▸ **WRITTEN PROBLEM**: Read the lines that follow and pick out every one containing the word "strong".

▸ **STORED DATA**:
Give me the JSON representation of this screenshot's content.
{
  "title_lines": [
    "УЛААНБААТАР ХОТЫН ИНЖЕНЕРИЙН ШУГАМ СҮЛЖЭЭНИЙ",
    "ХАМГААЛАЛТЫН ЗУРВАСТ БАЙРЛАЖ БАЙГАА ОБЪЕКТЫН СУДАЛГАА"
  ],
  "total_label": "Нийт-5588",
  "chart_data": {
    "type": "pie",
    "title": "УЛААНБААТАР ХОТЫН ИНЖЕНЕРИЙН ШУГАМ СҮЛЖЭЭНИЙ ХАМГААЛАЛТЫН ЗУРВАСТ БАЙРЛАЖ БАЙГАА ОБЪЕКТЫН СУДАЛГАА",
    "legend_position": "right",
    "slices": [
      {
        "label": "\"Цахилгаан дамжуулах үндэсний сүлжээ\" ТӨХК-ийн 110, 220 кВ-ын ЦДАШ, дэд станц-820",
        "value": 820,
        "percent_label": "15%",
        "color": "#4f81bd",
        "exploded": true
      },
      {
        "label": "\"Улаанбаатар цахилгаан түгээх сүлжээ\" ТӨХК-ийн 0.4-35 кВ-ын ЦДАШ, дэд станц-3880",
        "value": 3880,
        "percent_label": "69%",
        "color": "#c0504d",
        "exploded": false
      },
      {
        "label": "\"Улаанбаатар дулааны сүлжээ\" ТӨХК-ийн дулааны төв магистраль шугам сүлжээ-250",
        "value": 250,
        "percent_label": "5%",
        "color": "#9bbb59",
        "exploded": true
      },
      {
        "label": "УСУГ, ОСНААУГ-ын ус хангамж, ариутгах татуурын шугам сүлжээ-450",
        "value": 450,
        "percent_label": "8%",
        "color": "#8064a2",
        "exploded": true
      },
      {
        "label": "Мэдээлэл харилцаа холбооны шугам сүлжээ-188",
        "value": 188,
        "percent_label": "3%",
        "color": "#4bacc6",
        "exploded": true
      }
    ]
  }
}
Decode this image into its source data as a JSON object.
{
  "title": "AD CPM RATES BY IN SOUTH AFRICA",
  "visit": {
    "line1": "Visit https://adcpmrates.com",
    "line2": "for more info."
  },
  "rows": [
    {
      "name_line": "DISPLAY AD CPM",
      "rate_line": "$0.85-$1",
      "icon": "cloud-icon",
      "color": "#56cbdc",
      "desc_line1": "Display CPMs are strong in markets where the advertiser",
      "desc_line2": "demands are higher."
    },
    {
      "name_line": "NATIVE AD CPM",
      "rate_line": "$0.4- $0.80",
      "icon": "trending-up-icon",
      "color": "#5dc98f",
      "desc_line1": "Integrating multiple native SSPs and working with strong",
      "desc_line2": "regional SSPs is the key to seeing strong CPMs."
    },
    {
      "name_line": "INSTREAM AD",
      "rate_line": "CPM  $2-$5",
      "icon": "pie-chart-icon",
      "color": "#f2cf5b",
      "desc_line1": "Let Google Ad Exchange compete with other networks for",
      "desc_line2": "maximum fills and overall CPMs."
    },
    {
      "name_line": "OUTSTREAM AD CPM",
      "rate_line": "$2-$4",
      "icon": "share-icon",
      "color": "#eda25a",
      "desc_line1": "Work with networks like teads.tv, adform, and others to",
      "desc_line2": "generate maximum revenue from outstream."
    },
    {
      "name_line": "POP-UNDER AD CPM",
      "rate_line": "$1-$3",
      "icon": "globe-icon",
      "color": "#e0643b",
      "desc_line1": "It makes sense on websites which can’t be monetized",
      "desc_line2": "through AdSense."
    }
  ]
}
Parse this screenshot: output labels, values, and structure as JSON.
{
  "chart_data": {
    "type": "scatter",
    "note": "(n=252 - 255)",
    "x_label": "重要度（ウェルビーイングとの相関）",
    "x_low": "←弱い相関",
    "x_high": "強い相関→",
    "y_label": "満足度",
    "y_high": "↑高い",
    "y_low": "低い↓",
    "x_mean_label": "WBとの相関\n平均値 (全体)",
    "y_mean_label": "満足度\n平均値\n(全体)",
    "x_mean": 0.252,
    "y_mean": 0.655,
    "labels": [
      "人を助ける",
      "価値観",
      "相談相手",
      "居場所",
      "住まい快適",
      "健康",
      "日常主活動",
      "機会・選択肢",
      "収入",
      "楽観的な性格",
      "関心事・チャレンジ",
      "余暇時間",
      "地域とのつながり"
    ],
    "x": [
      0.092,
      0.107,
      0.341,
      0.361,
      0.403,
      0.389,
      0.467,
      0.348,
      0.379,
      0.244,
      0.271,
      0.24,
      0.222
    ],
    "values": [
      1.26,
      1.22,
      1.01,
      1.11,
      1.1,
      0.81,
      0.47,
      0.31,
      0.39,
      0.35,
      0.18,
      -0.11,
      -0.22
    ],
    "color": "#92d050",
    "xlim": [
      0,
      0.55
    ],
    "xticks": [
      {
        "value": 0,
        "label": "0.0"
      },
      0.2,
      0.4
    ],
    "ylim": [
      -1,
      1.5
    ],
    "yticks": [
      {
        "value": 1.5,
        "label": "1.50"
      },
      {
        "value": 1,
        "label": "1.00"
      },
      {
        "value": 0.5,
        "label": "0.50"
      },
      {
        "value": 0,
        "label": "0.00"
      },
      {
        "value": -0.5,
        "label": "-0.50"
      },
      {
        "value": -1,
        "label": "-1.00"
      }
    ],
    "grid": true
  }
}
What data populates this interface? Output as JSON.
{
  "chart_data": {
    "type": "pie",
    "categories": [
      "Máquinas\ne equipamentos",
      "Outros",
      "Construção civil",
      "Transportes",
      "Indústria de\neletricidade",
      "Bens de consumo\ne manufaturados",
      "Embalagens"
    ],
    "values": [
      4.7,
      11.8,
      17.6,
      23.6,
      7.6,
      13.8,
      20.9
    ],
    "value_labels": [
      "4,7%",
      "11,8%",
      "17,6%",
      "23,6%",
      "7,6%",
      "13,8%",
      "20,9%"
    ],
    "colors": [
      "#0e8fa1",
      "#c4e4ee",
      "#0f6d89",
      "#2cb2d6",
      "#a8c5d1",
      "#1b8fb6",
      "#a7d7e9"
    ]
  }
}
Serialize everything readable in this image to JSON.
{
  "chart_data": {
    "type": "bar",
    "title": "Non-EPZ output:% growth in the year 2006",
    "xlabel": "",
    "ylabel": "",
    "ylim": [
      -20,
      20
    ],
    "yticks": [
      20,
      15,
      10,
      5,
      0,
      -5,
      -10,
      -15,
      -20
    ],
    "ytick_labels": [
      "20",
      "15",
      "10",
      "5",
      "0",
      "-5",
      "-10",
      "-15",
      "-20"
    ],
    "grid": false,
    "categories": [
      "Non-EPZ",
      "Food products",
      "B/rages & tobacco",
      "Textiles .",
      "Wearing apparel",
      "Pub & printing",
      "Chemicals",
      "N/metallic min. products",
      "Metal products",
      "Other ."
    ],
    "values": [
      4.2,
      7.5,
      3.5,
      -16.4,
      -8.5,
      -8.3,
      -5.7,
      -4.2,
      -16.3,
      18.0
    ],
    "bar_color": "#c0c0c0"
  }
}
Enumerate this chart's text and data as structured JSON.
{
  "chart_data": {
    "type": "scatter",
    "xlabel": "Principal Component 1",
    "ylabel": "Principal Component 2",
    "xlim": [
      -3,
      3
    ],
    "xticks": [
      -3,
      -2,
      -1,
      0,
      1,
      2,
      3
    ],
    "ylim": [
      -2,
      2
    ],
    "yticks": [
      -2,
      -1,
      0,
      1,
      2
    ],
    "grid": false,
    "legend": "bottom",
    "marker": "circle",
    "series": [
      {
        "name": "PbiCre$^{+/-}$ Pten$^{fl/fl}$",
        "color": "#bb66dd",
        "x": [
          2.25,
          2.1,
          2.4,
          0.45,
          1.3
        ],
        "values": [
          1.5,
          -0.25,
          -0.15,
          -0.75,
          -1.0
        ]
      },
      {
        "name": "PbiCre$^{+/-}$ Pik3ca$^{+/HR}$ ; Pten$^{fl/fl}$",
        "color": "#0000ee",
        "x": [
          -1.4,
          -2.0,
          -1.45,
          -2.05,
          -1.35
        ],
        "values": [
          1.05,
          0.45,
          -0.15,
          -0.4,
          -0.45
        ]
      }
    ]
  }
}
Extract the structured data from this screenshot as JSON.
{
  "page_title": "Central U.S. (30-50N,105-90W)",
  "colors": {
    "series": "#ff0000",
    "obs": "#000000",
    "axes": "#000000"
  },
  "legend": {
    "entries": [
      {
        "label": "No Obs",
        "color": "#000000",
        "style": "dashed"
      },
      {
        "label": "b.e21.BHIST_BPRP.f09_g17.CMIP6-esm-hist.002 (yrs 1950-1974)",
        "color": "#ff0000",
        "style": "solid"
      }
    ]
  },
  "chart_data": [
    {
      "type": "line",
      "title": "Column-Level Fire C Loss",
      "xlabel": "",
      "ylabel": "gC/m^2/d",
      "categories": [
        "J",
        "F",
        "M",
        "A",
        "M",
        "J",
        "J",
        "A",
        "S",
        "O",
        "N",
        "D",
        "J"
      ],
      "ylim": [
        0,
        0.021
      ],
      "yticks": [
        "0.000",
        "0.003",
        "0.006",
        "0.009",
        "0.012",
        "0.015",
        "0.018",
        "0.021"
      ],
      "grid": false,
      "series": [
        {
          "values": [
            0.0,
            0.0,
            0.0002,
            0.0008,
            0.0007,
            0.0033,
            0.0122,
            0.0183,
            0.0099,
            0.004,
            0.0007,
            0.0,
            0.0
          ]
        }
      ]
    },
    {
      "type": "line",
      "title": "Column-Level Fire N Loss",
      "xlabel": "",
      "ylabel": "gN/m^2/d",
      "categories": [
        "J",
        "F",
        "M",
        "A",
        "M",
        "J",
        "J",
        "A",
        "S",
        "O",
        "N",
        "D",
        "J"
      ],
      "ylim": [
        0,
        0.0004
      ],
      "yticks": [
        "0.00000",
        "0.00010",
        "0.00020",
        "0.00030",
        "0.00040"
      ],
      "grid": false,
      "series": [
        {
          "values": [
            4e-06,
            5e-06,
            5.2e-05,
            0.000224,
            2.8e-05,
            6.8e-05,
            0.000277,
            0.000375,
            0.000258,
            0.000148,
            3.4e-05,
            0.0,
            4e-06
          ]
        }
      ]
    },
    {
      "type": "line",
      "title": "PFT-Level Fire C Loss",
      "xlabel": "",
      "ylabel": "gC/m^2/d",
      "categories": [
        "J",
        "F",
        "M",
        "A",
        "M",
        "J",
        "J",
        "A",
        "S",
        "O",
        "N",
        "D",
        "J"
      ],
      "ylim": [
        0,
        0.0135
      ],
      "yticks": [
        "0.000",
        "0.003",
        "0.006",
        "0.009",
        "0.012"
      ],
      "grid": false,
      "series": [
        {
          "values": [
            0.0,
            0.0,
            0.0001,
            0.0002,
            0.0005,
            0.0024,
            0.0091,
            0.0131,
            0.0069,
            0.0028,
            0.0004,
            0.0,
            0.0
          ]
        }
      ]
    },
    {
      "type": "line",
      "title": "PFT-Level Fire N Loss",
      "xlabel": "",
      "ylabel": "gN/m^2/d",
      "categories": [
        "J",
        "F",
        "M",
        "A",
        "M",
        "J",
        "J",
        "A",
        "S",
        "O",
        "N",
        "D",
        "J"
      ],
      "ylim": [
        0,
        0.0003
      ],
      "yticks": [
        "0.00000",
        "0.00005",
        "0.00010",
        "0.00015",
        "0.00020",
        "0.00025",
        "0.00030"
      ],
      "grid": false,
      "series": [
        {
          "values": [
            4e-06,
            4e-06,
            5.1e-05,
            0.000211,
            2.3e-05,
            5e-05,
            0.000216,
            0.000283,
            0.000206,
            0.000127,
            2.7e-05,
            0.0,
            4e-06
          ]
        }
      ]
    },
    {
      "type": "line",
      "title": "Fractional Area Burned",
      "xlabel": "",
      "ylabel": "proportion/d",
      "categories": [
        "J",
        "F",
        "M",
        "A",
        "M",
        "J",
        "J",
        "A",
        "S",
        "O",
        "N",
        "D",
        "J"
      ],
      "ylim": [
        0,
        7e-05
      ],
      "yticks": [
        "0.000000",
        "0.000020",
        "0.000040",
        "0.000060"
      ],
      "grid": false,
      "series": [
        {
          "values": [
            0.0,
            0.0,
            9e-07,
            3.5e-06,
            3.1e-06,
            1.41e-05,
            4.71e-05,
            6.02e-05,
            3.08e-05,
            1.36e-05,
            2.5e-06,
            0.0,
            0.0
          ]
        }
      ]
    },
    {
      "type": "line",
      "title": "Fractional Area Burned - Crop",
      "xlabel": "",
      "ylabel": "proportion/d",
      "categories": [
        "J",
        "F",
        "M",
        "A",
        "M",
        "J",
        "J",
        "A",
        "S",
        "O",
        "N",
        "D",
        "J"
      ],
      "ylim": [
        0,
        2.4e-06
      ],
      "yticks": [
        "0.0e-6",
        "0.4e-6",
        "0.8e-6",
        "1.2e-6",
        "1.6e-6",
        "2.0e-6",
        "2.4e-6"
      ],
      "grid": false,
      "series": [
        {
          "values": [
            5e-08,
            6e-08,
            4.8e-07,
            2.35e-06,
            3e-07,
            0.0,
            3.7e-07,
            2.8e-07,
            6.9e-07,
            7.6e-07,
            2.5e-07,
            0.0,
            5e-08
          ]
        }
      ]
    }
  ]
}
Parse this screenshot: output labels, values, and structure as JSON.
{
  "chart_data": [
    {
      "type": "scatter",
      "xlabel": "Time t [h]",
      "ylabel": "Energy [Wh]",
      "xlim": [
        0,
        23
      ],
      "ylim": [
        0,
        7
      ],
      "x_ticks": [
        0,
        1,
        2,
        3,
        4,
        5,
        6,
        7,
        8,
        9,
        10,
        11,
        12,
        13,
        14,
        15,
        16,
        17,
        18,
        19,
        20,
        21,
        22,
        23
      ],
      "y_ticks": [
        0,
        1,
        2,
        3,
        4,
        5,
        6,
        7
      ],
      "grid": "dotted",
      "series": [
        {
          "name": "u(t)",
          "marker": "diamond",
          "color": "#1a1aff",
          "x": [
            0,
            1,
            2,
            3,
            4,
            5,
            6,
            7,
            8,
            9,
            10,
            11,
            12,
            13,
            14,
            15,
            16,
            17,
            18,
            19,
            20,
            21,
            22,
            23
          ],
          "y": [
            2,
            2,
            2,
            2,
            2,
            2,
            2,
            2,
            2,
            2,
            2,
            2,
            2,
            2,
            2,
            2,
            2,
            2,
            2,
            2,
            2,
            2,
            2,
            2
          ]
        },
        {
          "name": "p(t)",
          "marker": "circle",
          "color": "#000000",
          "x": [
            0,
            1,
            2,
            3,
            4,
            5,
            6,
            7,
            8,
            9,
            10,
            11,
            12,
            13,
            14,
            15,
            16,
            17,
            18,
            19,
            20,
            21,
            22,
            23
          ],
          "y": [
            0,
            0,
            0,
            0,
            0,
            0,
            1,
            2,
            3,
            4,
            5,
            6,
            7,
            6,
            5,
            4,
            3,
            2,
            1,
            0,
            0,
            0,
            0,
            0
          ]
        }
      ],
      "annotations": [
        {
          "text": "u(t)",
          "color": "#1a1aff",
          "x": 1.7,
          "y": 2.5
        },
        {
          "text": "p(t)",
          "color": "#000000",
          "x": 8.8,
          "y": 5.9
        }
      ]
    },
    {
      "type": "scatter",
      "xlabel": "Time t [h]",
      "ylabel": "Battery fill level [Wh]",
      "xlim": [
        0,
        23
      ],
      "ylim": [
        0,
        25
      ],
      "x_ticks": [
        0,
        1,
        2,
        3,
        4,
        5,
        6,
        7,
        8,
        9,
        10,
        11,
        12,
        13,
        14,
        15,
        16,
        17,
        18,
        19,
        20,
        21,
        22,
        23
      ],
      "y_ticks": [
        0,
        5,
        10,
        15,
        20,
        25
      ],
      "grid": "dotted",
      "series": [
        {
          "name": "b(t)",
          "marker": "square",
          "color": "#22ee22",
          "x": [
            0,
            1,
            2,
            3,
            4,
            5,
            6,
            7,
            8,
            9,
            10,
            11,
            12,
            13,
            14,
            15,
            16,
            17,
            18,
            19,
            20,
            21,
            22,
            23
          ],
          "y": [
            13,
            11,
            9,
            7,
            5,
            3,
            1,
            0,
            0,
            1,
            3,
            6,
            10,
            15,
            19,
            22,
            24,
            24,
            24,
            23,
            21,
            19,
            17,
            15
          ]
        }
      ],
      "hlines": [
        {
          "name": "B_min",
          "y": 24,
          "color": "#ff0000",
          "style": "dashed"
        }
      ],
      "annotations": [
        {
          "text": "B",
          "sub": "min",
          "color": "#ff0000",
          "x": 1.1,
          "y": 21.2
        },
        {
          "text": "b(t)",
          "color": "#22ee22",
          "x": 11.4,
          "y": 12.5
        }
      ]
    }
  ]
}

▸ **TASK RESULT**:
      "desc_line1": "Display CPMs are strong in markets where the advertiser",
      "desc_line1": "Integrating multiple native SSPs and working with strong",
      "desc_line2": "regional SSPs is the key to seeing strong CPMs."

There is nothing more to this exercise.